*** DATA SHOWN ***

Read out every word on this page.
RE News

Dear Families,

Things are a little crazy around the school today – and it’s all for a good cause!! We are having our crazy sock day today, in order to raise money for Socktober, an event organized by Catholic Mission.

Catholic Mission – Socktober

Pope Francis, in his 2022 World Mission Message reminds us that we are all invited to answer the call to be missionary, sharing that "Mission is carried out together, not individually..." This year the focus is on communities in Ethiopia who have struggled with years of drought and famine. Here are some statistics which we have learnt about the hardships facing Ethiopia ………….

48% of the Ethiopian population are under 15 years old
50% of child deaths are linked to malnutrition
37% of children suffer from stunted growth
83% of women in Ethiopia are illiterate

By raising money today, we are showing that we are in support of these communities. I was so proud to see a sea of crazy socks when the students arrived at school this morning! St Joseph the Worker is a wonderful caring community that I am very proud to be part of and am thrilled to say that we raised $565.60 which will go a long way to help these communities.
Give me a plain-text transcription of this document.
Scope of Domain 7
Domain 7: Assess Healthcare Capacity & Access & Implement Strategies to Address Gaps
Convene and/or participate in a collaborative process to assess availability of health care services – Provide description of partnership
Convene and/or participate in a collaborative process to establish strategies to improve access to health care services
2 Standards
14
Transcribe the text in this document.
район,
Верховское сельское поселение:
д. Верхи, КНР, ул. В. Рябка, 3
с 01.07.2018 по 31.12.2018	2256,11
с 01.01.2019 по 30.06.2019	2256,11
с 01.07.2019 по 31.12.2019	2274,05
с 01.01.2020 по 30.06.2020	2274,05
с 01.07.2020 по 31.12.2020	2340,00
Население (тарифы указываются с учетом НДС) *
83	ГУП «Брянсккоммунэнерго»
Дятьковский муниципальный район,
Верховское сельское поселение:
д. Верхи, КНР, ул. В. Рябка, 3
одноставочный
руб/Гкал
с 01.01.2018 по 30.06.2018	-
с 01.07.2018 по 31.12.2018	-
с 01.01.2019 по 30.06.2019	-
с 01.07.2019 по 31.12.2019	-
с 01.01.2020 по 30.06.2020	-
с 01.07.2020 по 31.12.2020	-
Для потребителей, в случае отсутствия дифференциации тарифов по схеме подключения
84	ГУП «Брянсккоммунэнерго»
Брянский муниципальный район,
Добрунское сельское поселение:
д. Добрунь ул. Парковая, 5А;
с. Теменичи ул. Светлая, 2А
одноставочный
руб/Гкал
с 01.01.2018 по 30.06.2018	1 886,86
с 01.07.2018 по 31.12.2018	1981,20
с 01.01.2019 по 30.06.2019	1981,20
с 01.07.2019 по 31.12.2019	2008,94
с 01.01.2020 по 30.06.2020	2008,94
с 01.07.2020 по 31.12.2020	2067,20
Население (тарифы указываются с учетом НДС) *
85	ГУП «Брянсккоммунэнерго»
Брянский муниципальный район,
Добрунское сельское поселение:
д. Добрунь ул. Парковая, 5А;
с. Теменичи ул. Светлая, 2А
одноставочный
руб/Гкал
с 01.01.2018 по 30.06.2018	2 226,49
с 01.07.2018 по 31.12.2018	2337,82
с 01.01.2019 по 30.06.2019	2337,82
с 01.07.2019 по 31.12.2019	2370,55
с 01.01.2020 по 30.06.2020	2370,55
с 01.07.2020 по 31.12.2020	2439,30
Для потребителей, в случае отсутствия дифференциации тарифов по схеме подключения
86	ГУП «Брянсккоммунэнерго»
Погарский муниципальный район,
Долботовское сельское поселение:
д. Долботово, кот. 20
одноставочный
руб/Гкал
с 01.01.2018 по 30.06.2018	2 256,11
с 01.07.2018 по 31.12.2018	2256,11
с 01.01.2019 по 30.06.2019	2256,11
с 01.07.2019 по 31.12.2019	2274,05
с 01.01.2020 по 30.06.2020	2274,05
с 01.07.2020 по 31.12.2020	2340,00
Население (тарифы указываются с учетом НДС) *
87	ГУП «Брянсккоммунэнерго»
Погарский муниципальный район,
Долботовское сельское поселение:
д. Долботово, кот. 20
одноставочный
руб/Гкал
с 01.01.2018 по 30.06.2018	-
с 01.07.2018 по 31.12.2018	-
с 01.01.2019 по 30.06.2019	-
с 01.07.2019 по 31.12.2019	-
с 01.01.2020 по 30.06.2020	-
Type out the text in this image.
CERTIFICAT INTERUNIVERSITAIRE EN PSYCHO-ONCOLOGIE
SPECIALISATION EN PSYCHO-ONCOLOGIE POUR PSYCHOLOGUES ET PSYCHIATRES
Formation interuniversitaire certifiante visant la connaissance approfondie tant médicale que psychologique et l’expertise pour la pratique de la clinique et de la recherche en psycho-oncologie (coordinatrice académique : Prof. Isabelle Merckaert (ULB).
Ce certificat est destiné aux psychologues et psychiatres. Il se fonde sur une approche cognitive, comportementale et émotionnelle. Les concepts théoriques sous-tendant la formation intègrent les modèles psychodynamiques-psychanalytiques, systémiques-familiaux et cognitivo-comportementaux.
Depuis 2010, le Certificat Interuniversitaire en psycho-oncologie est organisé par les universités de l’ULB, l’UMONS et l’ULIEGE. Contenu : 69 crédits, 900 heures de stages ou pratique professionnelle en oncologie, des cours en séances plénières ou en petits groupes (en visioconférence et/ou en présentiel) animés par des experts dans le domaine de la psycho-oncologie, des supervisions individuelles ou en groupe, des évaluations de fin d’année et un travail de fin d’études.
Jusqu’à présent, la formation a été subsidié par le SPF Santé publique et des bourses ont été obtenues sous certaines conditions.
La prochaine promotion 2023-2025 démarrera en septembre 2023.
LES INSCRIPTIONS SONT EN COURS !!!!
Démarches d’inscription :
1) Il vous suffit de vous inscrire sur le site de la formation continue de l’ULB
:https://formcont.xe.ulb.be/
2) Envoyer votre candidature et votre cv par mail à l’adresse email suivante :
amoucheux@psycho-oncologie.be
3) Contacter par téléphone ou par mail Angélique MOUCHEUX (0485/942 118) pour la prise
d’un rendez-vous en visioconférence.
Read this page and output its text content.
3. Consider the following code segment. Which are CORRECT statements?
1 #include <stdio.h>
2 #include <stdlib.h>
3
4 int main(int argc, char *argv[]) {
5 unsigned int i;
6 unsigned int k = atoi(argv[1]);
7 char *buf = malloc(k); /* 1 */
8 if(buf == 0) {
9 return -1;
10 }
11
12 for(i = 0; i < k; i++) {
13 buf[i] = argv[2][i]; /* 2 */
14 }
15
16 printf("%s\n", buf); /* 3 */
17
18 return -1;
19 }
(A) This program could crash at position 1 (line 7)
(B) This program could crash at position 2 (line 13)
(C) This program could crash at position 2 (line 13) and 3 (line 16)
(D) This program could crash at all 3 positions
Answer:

***

▶ REQUIRED TASK:
Restate every entry word for word.

▶ EXERCISE OUTPUT:
Read out every word on this page.
RE News

Dear Families,

Things are a little crazy around the school today – and it’s all for a good cause!! We are having our crazy sock day today, in order to raise money for Socktober, an event organized by Catholic Mission.

Catholic Mission – Socktober

Pope Francis, in his 2022 World Mission Message reminds us that we are all invited to answer the call to be missionary, sharing that "Mission is carried out together, not individually..." This year the focus is on communities in Ethiopia who have struggled with years of drought and famine. Here are some statistics which we have learnt about the hardships facing Ethiopia ………….

48% of the Ethiopian population are under 15 years old
50% of child deaths are linked to malnutrition
37% of children suffer from stunted growth
83% of women in Ethiopia are illiterate

By raising money today, we are showing that we are in support of these communities. I was so proud to see a sea of crazy socks when the students arrived at school this morning! St Joseph the Worker is a wonderful caring community that I am very proud to be part of and am thrilled to say that we raised $565.60 which will go a long way to help these communities.
Give me a plain-text transcription of this document.
Scope of Domain 7
Domain 7: Assess Healthcare Capacity & Access & Implement Strategies to Address Gaps
Convene and/or participate in a collaborative process to assess availability of health care services – Provide description of partnership
Convene and/or participate in a collaborative process to establish strategies to improve access to health care services
2 Standards
14
Transcribe the text in this document.
район,
Верховское сельское поселение:
д. Верхи, КНР, ул. В. Рябка, 3
с 01.07.2018 по 31.12.2018	2256,11
с 01.01.2019 по 30.06.2019	2256,11
с 01.07.2019 по 31.12.2019	2274,05
с 01.01.2020 по 30.06.2020	2274,05
с 01.07.2020 по 31.12.2020	2340,00
Население (тарифы указываются с учетом НДС) *
83	ГУП «Брянсккоммунэнерго»
Дятьковский муниципальный район,
Верховское сельское поселение:
д. Верхи, КНР, ул. В. Рябка, 3
одноставочный
руб/Гкал
с 01.01.2018 по 30.06.2018	-
с 01.07.2018 по 31.12.2018	-
с 01.01.2019 по 30.06.2019	-
с 01.07.2019 по 31.12.2019	-
с 01.01.2020 по 30.06.2020	-
с 01.07.2020 по 31.12.2020	-
Для потребителей, в случае отсутствия дифференциации тарифов по схеме подключения
84	ГУП «Брянсккоммунэнерго»
Брянский муниципальный район,
Добрунское сельское поселение:
д. Добрунь ул. Парковая, 5А;
с. Теменичи ул. Светлая, 2А
одноставочный
руб/Гкал
с 01.01.2018 по 30.06.2018	1 886,86
с 01.07.2018 по 31.12.2018	1981,20
с 01.01.2019 по 30.06.2019	1981,20
с 01.07.2019 по 31.12.2019	2008,94
с 01.01.2020 по 30.06.2020	2008,94
с 01.07.2020 по 31.12.2020	2067,20
Население (тарифы указываются с учетом НДС) *
85	ГУП «Брянсккоммунэнерго»
Брянский муниципальный район,
Добрунское сельское поселение:
д. Добрунь ул. Парковая, 5А;
с. Теменичи ул. Светлая, 2А
одноставочный
руб/Гкал
с 01.01.2018 по 30.06.2018	2 226,49
с 01.07.2018 по 31.12.2018	2337,82
с 01.01.2019 по 30.06.2019	2337,82
с 01.07.2019 по 31.12.2019	2370,55
с 01.01.2020 по 30.06.2020	2370,55
с 01.07.2020 по 31.12.2020	2439,30
Для потребителей, в случае отсутствия дифференциации тарифов по схеме подключения
86	ГУП «Брянсккоммунэнерго»
Погарский муниципальный район,
Долботовское сельское поселение:
д. Долботово, кот. 20
одноставочный
руб/Гкал
с 01.01.2018 по 30.06.2018	2 256,11
с 01.07.2018 по 31.12.2018	2256,11
с 01.01.2019 по 30.06.2019	2256,11
с 01.07.2019 по 31.12.2019	2274,05
с 01.01.2020 по 30.06.2020	2274,05
с 01.07.2020 по 31.12.2020	2340,00
Население (тарифы указываются с учетом НДС) *
87	ГУП «Брянсккоммунэнерго»
Погарский муниципальный район,
Долботовское сельское поселение:
д. Долботово, кот. 20
одноставочный
руб/Гкал
с 01.01.2018 по 30.06.2018	-
с 01.07.2018 по 31.12.2018	-
с 01.01.2019 по 30.06.2019	-
с 01.07.2019 по 31.12.2019	-
с 01.01.2020 по 30.06.2020	-
Type out the text in this image.
CERTIFICAT INTERUNIVERSITAIRE EN PSYCHO-ONCOLOGIE
SPECIALISATION EN PSYCHO-ONCOLOGIE POUR PSYCHOLOGUES ET PSYCHIATRES
Formation interuniversitaire certifiante visant la connaissance approfondie tant médicale que psychologique et l’expertise pour la pratique de la clinique et de la recherche en psycho-oncologie (coordinatrice académique : Prof. Isabelle Merckaert (ULB).
Ce certificat est destiné aux psychologues et psychiatres. Il se fonde sur une approche cognitive, comportementale et émotionnelle. Les concepts théoriques sous-tendant la formation intègrent les modèles psychodynamiques-psychanalytiques, systémiques-familiaux et cognitivo-comportementaux.
Depuis 2010, le Certificat Interuniversitaire en psycho-oncologie est organisé par les universités de l’ULB, l’UMONS et l’ULIEGE. Contenu : 69 crédits, 900 heures de stages ou pratique professionnelle en oncologie, des cours en séances plénières ou en petits groupes (en visioconférence et/ou en présentiel) animés par des experts dans le domaine de la psycho-oncologie, des supervisions individuelles ou en groupe, des évaluations de fin d’année et un travail de fin d’études.
Jusqu’à présent, la formation a été subsidié par le SPF Santé publique et des bourses ont été obtenues sous certaines conditions.
La prochaine promotion 2023-2025 démarrera en septembre 2023.
LES INSCRIPTIONS SONT EN COURS !!!!
Démarches d’inscription :
1) Il vous suffit de vous inscrire sur le site de la formation continue de l’ULB
:https://formcont.xe.ulb.be/
2) Envoyer votre candidature et votre cv par mail à l’adresse email suivante :
amoucheux@psycho-oncologie.be
3) Contacter par téléphone ou par mail Angélique MOUCHEUX (0485/942 118) pour la prise
d’un rendez-vous en visioconférence.
Read this page and output its text content.
3. Consider the following code segment. Which are CORRECT statements?
1 #include <stdio.h>
2 #include <stdlib.h>
3
4 int main(int argc, char *argv[]) {
5 unsigned int i;
6 unsigned int k = atoi(argv[1]);
7 char *buf = malloc(k); /* 1 */
8 if(buf == 0) {
9 return -1;
10 }
11
12 for(i = 0; i < k; i++) {
13 buf[i] = argv[2][i]; /* 2 */
14 }
15
16 printf("%s\n", buf); /* 3 */
17
18 return -1;
19 }
(A) This program could crash at position 1 (line 7)
(B) This program could crash at position 2 (line 13)
(C) This program could crash at position 2 (line 13) and 3 (line 16)
(D) This program could crash at all 3 positions
Answer:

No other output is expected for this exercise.